Your instructions -
The complete listing should be restated exactly.
(begin)
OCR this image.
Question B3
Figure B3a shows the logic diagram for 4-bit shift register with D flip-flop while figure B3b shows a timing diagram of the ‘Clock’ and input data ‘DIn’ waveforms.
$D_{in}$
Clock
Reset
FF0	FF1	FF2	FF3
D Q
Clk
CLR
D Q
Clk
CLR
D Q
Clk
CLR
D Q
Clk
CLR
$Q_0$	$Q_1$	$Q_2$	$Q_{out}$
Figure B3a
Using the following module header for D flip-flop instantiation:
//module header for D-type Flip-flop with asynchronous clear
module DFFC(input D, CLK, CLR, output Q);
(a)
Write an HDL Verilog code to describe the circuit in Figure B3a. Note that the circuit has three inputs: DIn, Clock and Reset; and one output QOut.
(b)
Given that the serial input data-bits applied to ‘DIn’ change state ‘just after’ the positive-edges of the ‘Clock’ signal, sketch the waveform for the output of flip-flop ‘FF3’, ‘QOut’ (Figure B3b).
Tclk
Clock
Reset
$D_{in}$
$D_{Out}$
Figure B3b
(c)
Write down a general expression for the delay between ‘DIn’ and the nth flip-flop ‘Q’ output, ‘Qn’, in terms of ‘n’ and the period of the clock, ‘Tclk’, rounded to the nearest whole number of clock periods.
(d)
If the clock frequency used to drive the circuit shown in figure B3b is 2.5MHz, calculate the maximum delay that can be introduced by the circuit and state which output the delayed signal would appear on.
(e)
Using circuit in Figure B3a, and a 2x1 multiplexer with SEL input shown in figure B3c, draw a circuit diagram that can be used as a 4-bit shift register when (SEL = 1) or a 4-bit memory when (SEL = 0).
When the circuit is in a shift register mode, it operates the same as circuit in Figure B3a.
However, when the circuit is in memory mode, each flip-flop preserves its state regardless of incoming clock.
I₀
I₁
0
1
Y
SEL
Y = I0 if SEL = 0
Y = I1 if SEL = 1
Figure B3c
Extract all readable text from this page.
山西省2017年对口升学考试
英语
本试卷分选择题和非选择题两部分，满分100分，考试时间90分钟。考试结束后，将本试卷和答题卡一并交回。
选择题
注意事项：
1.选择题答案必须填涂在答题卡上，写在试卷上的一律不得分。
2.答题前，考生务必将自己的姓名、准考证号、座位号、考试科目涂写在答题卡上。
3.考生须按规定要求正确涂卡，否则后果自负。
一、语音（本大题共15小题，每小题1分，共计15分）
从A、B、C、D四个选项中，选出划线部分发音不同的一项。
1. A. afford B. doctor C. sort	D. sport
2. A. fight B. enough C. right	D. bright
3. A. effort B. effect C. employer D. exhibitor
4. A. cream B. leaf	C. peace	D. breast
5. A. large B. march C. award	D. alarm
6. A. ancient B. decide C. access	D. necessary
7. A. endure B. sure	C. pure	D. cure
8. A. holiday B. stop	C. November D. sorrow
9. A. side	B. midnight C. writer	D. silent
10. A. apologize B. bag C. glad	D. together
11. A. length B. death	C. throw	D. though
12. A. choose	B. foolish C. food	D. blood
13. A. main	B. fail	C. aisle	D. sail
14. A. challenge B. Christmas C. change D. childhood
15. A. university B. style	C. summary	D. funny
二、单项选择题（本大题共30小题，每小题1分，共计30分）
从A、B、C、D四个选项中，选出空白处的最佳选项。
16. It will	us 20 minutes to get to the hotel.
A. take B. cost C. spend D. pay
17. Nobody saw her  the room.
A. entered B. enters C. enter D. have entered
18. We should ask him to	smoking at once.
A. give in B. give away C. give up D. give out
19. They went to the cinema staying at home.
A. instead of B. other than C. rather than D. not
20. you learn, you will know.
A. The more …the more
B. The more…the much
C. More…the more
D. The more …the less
(end)
Written solution -
OCR this image.
Question B3
Figure B3a shows the logic diagram for 4-bit shift register with D flip-flop while figure B3b shows a timing diagram of the ‘Clock’ and input data ‘DIn’ waveforms.
$D_{in}$
Clock
Reset
FF0	FF1	FF2	FF3
D Q
Clk
CLR
D Q
Clk
CLR
D Q
Clk
CLR
D Q
Clk
CLR
$Q_0$	$Q_1$	$Q_2$	$Q_{out}$
Figure B3a
Using the following module header for D flip-flop instantiation:
//module header for D-type Flip-flop with asynchronous clear
module DFFC(input D, CLK, CLR, output Q);
(a)
Write an HDL Verilog code to describe the circuit in Figure B3a. Note that the circuit has three inputs: DIn, Clock and Reset; and one output QOut.
(b)
Given that the serial input data-bits applied to ‘DIn’ change state ‘just after’ the positive-edges of the ‘Clock’ signal, sketch the waveform for the output of flip-flop ‘FF3’, ‘QOut’ (Figure B3b).
Tclk
Clock
Reset
$D_{in}$
$D_{Out}$
Figure B3b
(c)
Write down a general expression for the delay between ‘DIn’ and the nth flip-flop ‘Q’ output, ‘Qn’, in terms of ‘n’ and the period of the clock, ‘Tclk’, rounded to the nearest whole number of clock periods.
(d)
If the clock frequency used to drive the circuit shown in figure B3b is 2.5MHz, calculate the maximum delay that can be introduced by the circuit and state which output the delayed signal would appear on.
(e)
Using circuit in Figure B3a, and a 2x1 multiplexer with SEL input shown in figure B3c, draw a circuit diagram that can be used as a 4-bit shift register when (SEL = 1) or a 4-bit memory when (SEL = 0).
When the circuit is in a shift register mode, it operates the same as circuit in Figure B3a.
However, when the circuit is in memory mode, each flip-flop preserves its state regardless of incoming clock.
I₀
I₁
0
1
Y
SEL
Y = I0 if SEL = 0
Y = I1 if SEL = 1
Figure B3c
Extract all readable text from this page.
山西省2017年对口升学考试
英语
本试卷分选择题和非选择题两部分，满分100分，考试时间90分钟。考试结束后，将本试卷和答题卡一并交回。
选择题
注意事项：
1.选择题答案必须填涂在答题卡上，写在试卷上的一律不得分。
2.答题前，考生务必将自己的姓名、准考证号、座位号、考试科目涂写在答题卡上。
3.考生须按规定要求正确涂卡，否则后果自负。
一、语音（本大题共15小题，每小题1分，共计15分）
从A、B、C、D四个选项中，选出划线部分发音不同的一项。
1. A. afford B. doctor C. sort	D. sport
2. A. fight B. enough C. right	D. bright
3. A. effort B. effect C. employer D. exhibitor
4. A. cream B. leaf	C. peace	D. breast
5. A. large B. march C. award	D. alarm
6. A. ancient B. decide C. access	D. necessary
7. A. endure B. sure	C. pure	D. cure
8. A. holiday B. stop	C. November D. sorrow
9. A. side	B. midnight C. writer	D. silent
10. A. apologize B. bag C. glad	D. together
11. A. length B. death	C. throw	D. though
12. A. choose	B. foolish C. food	D. blood
13. A. main	B. fail	C. aisle	D. sail
14. A. challenge B. Christmas C. change D. childhood
15. A. university B. style	C. summary	D. funny
二、单项选择题（本大题共30小题，每小题1分，共计30分）
从A、B、C、D四个选项中，选出空白处的最佳选项。
16. It will	us 20 minutes to get to the hotel.
A. take B. cost C. spend D. pay
17. Nobody saw her  the room.
A. entered B. enters C. enter D. have entered
18. We should ask him to	smoking at once.
A. give in B. give away C. give up D. give out
19. They went to the cinema staying at home.
A. instead of B. other than C. rather than D. not
20. you learn, you will know.
A. The more …the more
B. The more…the much
C. More…the more
D. The more …the less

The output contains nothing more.